● Recorded data:
====================
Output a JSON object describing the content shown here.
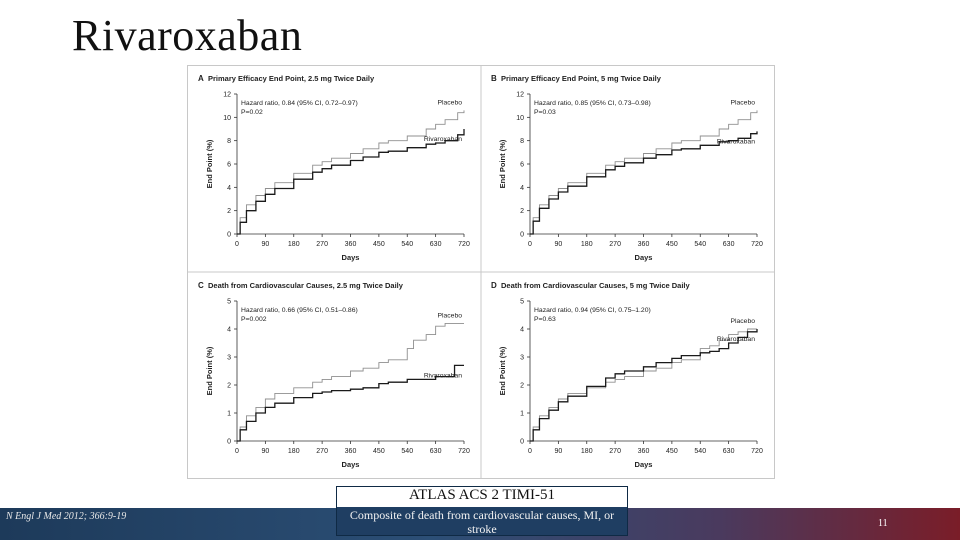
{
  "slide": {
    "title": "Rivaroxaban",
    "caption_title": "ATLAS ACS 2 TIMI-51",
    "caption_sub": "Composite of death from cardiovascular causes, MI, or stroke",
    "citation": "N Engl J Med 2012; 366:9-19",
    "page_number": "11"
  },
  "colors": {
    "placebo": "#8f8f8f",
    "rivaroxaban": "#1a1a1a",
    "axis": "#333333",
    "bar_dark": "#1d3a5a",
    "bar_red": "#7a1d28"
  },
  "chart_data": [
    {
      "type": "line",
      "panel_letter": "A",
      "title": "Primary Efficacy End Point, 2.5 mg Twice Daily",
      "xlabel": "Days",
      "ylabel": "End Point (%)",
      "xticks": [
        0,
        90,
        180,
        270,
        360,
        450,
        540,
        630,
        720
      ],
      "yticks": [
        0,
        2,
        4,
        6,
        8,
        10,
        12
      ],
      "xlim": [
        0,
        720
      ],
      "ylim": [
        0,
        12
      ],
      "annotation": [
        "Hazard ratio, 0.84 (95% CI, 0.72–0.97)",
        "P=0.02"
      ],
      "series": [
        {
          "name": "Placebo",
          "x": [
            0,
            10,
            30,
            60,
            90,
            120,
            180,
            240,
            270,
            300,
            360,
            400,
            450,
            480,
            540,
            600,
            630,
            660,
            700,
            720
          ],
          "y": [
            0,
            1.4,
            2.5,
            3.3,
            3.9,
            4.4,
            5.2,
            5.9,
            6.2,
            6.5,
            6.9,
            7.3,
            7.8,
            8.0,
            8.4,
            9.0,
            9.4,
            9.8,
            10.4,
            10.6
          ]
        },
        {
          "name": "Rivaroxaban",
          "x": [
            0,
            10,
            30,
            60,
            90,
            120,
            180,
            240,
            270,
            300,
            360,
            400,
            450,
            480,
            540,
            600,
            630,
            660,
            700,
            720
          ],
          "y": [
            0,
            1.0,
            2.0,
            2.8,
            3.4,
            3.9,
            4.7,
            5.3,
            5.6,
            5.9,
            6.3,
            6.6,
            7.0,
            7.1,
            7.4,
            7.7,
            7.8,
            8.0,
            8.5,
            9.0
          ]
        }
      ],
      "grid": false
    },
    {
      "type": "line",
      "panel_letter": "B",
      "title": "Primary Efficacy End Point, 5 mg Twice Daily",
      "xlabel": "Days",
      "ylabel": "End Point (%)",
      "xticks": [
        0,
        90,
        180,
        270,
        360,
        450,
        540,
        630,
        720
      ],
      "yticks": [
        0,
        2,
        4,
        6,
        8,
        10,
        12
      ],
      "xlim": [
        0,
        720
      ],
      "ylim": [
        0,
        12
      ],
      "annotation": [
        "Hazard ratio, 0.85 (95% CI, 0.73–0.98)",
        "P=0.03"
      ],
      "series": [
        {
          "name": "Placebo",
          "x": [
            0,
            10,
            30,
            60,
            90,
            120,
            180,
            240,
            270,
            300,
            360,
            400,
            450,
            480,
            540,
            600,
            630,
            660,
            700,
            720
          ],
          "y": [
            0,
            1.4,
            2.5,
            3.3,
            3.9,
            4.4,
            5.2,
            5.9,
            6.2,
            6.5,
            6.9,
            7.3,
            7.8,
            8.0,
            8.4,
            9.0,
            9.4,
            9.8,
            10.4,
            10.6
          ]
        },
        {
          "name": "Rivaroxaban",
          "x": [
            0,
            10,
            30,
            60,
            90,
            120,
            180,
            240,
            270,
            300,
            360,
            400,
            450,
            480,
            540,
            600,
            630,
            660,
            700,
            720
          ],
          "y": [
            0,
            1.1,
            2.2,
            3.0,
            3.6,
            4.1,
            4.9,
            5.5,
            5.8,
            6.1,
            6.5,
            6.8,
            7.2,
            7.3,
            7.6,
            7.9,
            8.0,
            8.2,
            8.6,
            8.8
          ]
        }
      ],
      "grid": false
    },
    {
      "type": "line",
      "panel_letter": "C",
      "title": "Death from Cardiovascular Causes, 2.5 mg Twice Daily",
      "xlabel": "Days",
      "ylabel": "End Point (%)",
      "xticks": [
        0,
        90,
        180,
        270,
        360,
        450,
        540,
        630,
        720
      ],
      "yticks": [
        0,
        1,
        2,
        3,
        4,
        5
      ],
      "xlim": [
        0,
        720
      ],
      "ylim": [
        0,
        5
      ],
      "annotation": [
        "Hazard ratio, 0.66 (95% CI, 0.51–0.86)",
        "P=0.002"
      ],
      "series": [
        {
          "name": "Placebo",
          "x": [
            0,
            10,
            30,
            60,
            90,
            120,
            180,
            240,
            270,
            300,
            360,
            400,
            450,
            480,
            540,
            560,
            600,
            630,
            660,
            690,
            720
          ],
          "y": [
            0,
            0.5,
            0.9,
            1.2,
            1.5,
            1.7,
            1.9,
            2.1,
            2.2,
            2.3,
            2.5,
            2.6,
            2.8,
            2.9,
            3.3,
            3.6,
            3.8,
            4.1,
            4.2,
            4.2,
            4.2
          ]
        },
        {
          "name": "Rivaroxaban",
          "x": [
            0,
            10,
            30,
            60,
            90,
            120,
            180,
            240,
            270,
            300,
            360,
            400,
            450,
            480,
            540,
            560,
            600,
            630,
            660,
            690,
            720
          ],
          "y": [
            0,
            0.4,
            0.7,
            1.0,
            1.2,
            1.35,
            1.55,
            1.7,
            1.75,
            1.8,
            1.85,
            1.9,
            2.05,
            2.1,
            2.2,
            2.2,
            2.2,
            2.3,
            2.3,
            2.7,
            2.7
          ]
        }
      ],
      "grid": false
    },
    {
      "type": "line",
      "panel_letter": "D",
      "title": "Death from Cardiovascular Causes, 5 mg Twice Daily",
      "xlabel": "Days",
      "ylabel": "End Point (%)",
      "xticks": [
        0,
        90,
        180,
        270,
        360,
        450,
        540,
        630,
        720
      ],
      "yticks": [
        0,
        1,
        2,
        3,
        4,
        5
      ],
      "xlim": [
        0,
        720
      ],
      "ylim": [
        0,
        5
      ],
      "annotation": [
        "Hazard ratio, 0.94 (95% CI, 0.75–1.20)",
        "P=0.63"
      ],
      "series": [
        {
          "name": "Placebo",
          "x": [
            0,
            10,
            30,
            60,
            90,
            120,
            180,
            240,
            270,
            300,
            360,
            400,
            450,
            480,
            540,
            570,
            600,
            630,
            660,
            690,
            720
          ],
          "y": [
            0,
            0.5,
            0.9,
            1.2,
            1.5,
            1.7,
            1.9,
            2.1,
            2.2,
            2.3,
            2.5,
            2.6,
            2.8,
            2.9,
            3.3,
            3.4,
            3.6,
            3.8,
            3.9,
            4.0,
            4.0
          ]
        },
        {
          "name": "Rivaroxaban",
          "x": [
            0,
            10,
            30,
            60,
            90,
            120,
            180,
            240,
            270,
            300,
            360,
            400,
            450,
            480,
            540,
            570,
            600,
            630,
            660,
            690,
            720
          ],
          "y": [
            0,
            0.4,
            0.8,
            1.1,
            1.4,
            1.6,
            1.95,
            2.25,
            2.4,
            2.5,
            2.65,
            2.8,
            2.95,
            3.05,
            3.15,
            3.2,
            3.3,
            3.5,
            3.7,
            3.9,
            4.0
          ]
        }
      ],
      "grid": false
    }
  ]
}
====================
● Aim of the task: Retype every record above exactly as written, but leave out the pictures.

● The reply:
Output a JSON object describing the content shown here.
{
  "slide": {
    "title": "Rivaroxaban",
    "caption_title": "ATLAS ACS 2 TIMI-51",
    "caption_sub": "Composite of death from cardiovascular causes, MI, or stroke",
    "citation": "N Engl J Med 2012; 366:9-19",
    "page_number": "11"
  },
  "colors": {
    "placebo": "#8f8f8f",
    "rivaroxaban": "#1a1a1a",
    "axis": "#333333",
    "bar_dark": "#1d3a5a",
    "bar_red": "#7a1d28"
  },
  "chart_data": [
    {
      "type": "line",
      "panel_letter": "A",
      "title": "Primary Efficacy End Point, 2.5 mg Twice Daily",
      "xlabel": "Days",
      "ylabel": "End Point (%)",
      "xticks": [
        0,
        90,
        180,
        270,
        360,
        450,
        540,
        630,
        720
      ],
      "yticks": [
        0,
        2,
        4,
        6,
        8,
        10,
        12
      ],
      "xlim": [
        0,
        720
      ],
      "ylim": [
        0,
        12
      ],
      "annotation": [
        "Hazard ratio, 0.84 (95% CI, 0.72–0.97)",
        "P=0.02"
      ],
      "series": [
        {
          "name": "Placebo",
          "x": [
            0,
            10,
            30,
            60,
            90,
            120,
            180,
            240,
            270,
            300,
            360,
            400,
            450,
            480,
            540,
            600,
            630,
            660,
            700,
            720
          ],
          "y": [
            0,
            1.4,
            2.5,
            3.3,
            3.9,
            4.4,
            5.2,
            5.9,
            6.2,
            6.5,
            6.9,
            7.3,
            7.8,
            8.0,
            8.4,
            9.0,
            9.4,
            9.8,
            10.4,
            10.6
          ]
        },
        {
          "name": "Rivaroxaban",
          "x": [
            0,
            10,
            30,
            60,
            90,
            120,
            180,
            240,
            270,
            300,
            360,
            400,
            450,
            480,
            540,
            600,
            630,
            660,
            700,
            720
          ],
          "y": [
            0,
            1.0,
            2.0,
            2.8,
            3.4,
            3.9,
            4.7,
            5.3,
            5.6,
            5.9,
            6.3,
            6.6,
            7.0,
            7.1,
            7.4,
            7.7,
            7.8,
            8.0,
            8.5,
            9.0
          ]
        }
      ],
      "grid": false
    },
    {
      "type": "line",
      "panel_letter": "B",
      "title": "Primary Efficacy End Point, 5 mg Twice Daily",
      "xlabel": "Days",
      "ylabel": "End Point (%)",
      "xticks": [
        0,
        90,
        180,
        270,
        360,
        450,
        540,
        630,
        720
      ],
      "yticks": [
        0,
        2,
        4,
        6,
        8,
        10,
        12
      ],
      "xlim": [
        0,
        720
      ],
      "ylim": [
        0,
        12
      ],
      "annotation": [
        "Hazard ratio, 0.85 (95% CI, 0.73–0.98)",
        "P=0.03"
      ],
      "series": [
        {
          "name": "Placebo",
          "x": [
            0,
            10,
            30,
            60,
            90,
            120,
            180,
            240,
            270,
            300,
            360,
            400,
            450,
            480,
            540,
            600,
            630,
            660,
            700,
            720
          ],
          "y": [
            0,
            1.4,
            2.5,
            3.3,
            3.9,
            4.4,
            5.2,
            5.9,
            6.2,
            6.5,
            6.9,
            7.3,
            7.8,
            8.0,
            8.4,
            9.0,
            9.4,
            9.8,
            10.4,
            10.6
          ]
        },
        {
          "name": "Rivaroxaban",
          "x": [
            0,
            10,
            30,
            60,
            90,
            120,
            180,
            240,
            270,
            300,
            360,
            400,
            450,
            480,
            540,
            600,
            630,
            660,
            700,
            720
          ],
          "y": [
            0,
            1.1,
            2.2,
            3.0,
            3.6,
            4.1,
            4.9,
            5.5,
            5.8,
            6.1,
            6.5,
            6.8,
            7.2,
            7.3,
            7.6,
            7.9,
            8.0,
            8.2,
            8.6,
            8.8
          ]
        }
      ],
      "grid": false
    },
    {
      "type": "line",
      "panel_letter": "C",
      "title": "Death from Cardiovascular Causes, 2.5 mg Twice Daily",
      "xlabel": "Days",
      "ylabel": "End Point (%)",
      "xticks": [
        0,
        90,
        180,
        270,
        360,
        450,
        540,
        630,
        720
      ],
      "yticks": [
        0,
        1,
        2,
        3,
        4,
        5
      ],
      "xlim": [
        0,
        720
      ],
      "ylim": [
        0,
        5
      ],
      "annotation": [
        "Hazard ratio, 0.66 (95% CI, 0.51–0.86)",
        "P=0.002"
      ],
      "series": [
        {
          "name": "Placebo",
          "x": [
            0,
            10,
            30,
            60,
            90,
            120,
            180,
            240,
            270,
            300,
            360,
            400,
            450,
            480,
            540,
            560,
            600,
            630,
            660,
            690,
            720
          ],
          "y": [
            0,
            0.5,
            0.9,
            1.2,
            1.5,
            1.7,
            1.9,
            2.1,
            2.2,
            2.3,
            2.5,
            2.6,
            2.8,
            2.9,
            3.3,
            3.6,
            3.8,
            4.1,
            4.2,
            4.2,
            4.2
          ]
        },
        {
          "name": "Rivaroxaban",
          "x": [
            0,
            10,
            30,
            60,
            90,
            120,
            180,
            240,
            270,
            300,
            360,
            400,
            450,
            480,
            540,
            560,
            600,
            630,
            660,
            690,
            720
          ],
          "y": [
            0,
            0.4,
            0.7,
            1.0,
            1.2,
            1.35,
            1.55,
            1.7,
            1.75,
            1.8,
            1.85,
            1.9,
            2.05,
            2.1,
            2.2,
            2.2,
            2.2,
            2.3,
            2.3,
            2.7,
            2.7
          ]
        }
      ],
      "grid": false
    },
    {
      "type": "line",
      "panel_letter": "D",
      "title": "Death from Cardiovascular Causes, 5 mg Twice Daily",
      "xlabel": "Days",
      "ylabel": "End Point (%)",
      "xticks": [
        0,
        90,
        180,
        270,
        360,
        450,
        540,
        630,
        720
      ],
      "yticks": [
        0,
        1,
        2,
        3,
        4,
        5
      ],
      "xlim": [
        0,
        720
      ],
      "ylim": [
        0,
        5
      ],
      "annotation": [
        "Hazard ratio, 0.94 (95% CI, 0.75–1.20)",
        "P=0.63"
      ],
      "series": [
        {
          "name": "Placebo",
          "x": [
            0,
            10,
            30,
            60,
            90,
            120,
            180,
            240,
            270,
            300,
            360,
            400,
            450,
            480,
            540,
            570,
            600,
            630,
            660,
            690,
            720
          ],
          "y": [
            0,
            0.5,
            0.9,
            1.2,
            1.5,
            1.7,
            1.9,
            2.1,
            2.2,
            2.3,
            2.5,
            2.6,
            2.8,
            2.9,
            3.3,
            3.4,
            3.6,
            3.8,
            3.9,
            4.0,
            4.0
          ]
        },
        {
          "name": "Rivaroxaban",
          "x": [
            0,
            10,
            30,
            60,
            90,
            120,
            180,
            240,
            270,
            300,
            360,
            400,
            450,
            480,
            540,
            570,
            600,
            630,
            660,
            690,
            720
          ],
          "y": [
            0,
            0.4,
            0.8,
            1.1,
            1.4,
            1.6,
            1.95,
            2.25,
            2.4,
            2.5,
            2.65,
            2.8,
            2.95,
            3.05,
            3.15,
            3.2,
            3.3,
            3.5,
            3.7,
            3.9,
            4.0
          ]
        }
      ],
      "grid": false
    }
  ]
}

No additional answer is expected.